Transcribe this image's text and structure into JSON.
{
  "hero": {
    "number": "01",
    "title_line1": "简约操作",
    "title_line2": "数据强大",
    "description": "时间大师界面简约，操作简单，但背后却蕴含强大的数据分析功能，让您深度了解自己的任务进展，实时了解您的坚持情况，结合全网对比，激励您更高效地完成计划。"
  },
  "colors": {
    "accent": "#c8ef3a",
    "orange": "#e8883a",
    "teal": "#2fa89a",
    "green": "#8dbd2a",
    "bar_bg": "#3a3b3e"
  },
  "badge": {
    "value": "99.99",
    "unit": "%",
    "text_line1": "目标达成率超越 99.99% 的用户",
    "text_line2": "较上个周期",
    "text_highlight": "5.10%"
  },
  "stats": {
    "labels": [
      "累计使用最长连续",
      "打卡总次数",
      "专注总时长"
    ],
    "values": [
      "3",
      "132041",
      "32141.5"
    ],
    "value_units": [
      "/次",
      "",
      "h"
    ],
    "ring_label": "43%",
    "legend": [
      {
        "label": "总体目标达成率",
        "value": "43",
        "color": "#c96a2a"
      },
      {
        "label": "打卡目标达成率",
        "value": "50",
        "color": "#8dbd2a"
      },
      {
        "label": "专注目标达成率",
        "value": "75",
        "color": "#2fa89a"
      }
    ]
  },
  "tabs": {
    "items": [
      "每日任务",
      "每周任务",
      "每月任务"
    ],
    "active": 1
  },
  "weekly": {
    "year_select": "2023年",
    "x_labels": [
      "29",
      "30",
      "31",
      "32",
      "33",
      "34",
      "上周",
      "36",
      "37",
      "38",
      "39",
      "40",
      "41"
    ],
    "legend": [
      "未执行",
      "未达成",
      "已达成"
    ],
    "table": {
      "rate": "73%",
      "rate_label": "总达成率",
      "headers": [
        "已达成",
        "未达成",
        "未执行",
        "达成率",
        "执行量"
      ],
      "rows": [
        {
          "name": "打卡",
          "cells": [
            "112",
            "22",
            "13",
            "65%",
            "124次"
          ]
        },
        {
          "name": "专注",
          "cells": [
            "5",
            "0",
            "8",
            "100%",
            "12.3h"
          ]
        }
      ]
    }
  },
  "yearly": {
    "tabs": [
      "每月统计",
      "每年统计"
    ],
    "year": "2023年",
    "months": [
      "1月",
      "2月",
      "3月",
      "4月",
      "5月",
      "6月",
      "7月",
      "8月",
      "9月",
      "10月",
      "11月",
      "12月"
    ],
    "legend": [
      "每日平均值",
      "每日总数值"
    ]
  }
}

----------

(TASK): Copy the material above verbatim.

(FINISHED EXERCISE):
Transcribe this image's text and structure into JSON.
{
  "hero": {
    "number": "01",
    "title_line1": "简约操作",
    "title_line2": "数据强大",
    "description": "时间大师界面简约，操作简单，但背后却蕴含强大的数据分析功能，让您深度了解自己的任务进展，实时了解您的坚持情况，结合全网对比，激励您更高效地完成计划。"
  },
  "colors": {
    "accent": "#c8ef3a",
    "orange": "#e8883a",
    "teal": "#2fa89a",
    "green": "#8dbd2a",
    "bar_bg": "#3a3b3e"
  },
  "badge": {
    "value": "99.99",
    "unit": "%",
    "text_line1": "目标达成率超越 99.99% 的用户",
    "text_line2": "较上个周期",
    "text_highlight": "5.10%"
  },
  "stats": {
    "labels": [
      "累计使用最长连续",
      "打卡总次数",
      "专注总时长"
    ],
    "values": [
      "3",
      "132041",
      "32141.5"
    ],
    "value_units": [
      "/次",
      "",
      "h"
    ],
    "ring_label": "43%",
    "legend": [
      {
        "label": "总体目标达成率",
        "value": "43",
        "color": "#c96a2a"
      },
      {
        "label": "打卡目标达成率",
        "value": "50",
        "color": "#8dbd2a"
      },
      {
        "label": "专注目标达成率",
        "value": "75",
        "color": "#2fa89a"
      }
    ]
  },
  "tabs": {
    "items": [
      "每日任务",
      "每周任务",
      "每月任务"
    ],
    "active": 1
  },
  "weekly": {
    "year_select": "2023年",
    "x_labels": [
      "29",
      "30",
      "31",
      "32",
      "33",
      "34",
      "上周",
      "36",
      "37",
      "38",
      "39",
      "40",
      "41"
    ],
    "legend": [
      "未执行",
      "未达成",
      "已达成"
    ],
    "table": {
      "rate": "73%",
      "rate_label": "总达成率",
      "headers": [
        "已达成",
        "未达成",
        "未执行",
        "达成率",
        "执行量"
      ],
      "rows": [
        {
          "name": "打卡",
          "cells": [
            "112",
            "22",
            "13",
            "65%",
            "124次"
          ]
        },
        {
          "name": "专注",
          "cells": [
            "5",
            "0",
            "8",
            "100%",
            "12.3h"
          ]
        }
      ]
    }
  },
  "yearly": {
    "tabs": [
      "每月统计",
      "每年统计"
    ],
    "year": "2023年",
    "months": [
      "1月",
      "2月",
      "3月",
      "4月",
      "5月",
      "6月",
      "7月",
      "8月",
      "9月",
      "10月",
      "11月",
      "12月"
    ],
    "legend": [
      "每日平均值",
      "每日总数值"
    ]
  }
}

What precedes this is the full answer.